## Task to complete
Look for the string "noise" and copy every line that has it.
----------------
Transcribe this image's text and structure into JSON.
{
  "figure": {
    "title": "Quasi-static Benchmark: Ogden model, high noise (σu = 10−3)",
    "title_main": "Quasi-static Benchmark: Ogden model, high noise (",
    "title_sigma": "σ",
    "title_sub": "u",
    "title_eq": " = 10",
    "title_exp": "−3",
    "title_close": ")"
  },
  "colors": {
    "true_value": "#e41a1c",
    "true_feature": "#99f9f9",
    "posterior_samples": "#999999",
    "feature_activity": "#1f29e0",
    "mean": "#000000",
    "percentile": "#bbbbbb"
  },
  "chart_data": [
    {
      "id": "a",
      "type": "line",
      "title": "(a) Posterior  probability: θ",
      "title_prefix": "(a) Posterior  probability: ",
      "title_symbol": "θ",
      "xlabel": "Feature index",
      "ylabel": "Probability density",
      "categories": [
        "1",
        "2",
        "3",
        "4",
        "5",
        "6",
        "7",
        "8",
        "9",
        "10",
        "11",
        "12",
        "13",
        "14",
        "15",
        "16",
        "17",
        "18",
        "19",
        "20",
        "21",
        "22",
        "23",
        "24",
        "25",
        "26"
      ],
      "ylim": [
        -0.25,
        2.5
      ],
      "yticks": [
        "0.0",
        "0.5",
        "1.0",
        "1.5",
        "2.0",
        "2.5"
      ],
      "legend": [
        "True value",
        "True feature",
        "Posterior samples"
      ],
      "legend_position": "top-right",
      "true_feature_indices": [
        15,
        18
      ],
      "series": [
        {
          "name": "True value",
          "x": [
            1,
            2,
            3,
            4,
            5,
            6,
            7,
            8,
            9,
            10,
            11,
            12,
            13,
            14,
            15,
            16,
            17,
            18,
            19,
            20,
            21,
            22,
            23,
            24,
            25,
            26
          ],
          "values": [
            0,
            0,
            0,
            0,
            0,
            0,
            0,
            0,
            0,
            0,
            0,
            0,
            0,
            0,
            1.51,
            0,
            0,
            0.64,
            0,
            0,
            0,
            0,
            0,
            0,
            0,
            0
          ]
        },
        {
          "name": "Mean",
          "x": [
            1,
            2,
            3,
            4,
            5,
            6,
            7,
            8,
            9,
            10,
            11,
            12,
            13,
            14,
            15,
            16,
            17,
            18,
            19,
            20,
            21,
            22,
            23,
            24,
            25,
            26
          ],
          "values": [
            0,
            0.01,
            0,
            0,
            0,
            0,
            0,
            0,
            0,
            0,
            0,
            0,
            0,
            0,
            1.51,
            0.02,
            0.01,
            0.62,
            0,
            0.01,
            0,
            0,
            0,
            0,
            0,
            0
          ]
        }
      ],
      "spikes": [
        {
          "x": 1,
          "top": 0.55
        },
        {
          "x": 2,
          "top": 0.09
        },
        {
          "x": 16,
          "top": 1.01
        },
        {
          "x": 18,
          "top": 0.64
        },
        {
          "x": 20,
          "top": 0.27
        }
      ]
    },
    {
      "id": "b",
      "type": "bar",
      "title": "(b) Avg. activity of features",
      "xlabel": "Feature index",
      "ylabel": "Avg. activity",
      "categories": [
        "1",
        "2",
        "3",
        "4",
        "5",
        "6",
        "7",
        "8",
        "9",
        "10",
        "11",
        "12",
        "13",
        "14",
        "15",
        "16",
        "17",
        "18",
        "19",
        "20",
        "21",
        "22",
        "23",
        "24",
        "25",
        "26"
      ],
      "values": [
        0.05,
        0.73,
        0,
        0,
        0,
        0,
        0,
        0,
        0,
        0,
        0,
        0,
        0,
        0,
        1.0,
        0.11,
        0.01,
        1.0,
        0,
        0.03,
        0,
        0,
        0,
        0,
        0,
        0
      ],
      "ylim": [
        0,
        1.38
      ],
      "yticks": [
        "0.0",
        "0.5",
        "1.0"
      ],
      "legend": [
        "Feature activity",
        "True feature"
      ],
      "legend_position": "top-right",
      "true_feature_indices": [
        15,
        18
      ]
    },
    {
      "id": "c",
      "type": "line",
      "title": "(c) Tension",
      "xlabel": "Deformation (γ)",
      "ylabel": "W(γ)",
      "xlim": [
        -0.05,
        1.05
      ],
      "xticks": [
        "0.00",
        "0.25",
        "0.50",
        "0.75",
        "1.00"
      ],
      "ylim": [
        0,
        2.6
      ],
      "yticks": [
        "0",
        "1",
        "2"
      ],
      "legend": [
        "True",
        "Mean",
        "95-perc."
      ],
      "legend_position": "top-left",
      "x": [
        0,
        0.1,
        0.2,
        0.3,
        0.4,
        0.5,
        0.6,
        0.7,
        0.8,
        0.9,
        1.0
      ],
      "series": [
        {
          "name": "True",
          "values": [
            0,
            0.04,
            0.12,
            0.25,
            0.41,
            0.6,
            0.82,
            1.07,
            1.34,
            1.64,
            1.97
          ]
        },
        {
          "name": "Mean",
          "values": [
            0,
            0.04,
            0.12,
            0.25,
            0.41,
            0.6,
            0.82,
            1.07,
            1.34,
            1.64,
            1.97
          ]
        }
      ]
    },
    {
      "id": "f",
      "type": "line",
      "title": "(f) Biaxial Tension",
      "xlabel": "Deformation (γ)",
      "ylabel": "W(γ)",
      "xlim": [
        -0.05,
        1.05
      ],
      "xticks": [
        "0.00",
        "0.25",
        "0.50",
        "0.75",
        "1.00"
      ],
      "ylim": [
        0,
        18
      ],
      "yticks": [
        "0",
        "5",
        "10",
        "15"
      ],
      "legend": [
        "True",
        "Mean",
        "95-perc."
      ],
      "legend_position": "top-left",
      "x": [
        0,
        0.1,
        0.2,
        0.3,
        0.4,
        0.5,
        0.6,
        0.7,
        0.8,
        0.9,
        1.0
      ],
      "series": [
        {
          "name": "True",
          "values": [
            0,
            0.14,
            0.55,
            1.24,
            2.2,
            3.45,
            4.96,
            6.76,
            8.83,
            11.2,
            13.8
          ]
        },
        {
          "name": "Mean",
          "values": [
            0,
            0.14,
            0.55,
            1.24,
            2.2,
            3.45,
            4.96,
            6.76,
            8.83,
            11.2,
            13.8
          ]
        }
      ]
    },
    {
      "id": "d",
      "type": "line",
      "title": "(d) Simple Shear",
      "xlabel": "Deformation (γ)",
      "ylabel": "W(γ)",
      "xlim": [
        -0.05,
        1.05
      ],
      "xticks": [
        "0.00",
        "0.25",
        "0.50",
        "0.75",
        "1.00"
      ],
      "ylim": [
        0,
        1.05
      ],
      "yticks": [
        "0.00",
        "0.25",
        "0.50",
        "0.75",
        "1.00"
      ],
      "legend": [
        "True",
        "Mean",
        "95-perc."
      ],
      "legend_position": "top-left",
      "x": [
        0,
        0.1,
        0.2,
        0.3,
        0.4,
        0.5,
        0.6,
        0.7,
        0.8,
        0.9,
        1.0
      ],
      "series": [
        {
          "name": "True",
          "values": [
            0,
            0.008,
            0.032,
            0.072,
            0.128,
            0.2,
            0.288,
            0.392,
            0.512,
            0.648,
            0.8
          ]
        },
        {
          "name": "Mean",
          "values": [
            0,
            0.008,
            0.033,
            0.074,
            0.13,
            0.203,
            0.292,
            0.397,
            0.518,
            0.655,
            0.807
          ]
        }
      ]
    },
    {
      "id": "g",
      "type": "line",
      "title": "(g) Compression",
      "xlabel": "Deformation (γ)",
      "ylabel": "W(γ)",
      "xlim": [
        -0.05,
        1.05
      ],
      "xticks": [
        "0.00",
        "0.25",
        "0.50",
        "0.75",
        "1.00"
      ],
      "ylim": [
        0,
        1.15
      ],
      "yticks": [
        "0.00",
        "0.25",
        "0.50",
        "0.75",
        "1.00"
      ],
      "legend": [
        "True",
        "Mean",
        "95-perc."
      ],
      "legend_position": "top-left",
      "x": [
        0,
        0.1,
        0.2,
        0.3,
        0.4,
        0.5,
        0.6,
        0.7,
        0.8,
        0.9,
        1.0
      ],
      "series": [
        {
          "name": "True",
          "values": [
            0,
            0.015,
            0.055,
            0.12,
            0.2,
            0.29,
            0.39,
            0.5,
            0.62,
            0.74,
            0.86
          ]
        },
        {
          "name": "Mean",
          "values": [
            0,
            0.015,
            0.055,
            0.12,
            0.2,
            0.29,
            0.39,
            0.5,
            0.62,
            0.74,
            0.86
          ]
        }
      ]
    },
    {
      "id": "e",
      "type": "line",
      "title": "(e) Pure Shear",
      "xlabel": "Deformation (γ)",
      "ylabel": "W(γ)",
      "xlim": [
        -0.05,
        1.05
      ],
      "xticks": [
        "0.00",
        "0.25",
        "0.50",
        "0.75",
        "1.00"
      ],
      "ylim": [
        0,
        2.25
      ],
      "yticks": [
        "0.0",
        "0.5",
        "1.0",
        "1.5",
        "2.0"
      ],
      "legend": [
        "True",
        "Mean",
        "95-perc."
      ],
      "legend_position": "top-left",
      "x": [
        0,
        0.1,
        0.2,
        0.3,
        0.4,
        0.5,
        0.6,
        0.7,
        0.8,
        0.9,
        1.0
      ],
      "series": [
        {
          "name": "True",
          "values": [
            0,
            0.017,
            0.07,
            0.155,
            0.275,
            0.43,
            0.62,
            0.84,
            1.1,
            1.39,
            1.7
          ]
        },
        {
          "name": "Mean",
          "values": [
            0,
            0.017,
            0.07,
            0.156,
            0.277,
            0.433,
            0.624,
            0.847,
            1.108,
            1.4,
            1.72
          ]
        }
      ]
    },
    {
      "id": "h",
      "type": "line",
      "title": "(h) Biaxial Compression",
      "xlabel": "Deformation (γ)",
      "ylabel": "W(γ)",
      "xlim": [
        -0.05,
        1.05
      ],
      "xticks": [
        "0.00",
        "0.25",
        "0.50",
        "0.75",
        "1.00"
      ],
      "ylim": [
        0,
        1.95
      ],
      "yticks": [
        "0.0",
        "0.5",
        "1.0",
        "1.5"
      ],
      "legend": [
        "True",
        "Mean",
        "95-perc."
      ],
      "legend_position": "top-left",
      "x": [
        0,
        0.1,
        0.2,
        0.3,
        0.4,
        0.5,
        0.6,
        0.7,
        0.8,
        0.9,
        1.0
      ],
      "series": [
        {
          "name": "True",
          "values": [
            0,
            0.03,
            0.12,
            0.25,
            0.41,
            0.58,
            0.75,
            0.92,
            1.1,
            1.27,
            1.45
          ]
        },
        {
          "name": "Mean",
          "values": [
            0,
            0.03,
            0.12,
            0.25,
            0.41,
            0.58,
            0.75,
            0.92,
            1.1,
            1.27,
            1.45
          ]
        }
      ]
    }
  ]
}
----------------
## Problem solution
    "title": "Quasi-static Benchmark: Ogden model, high noise (σu = 10−3)",
    "title_main": "Quasi-static Benchmark: Ogden model, high noise (",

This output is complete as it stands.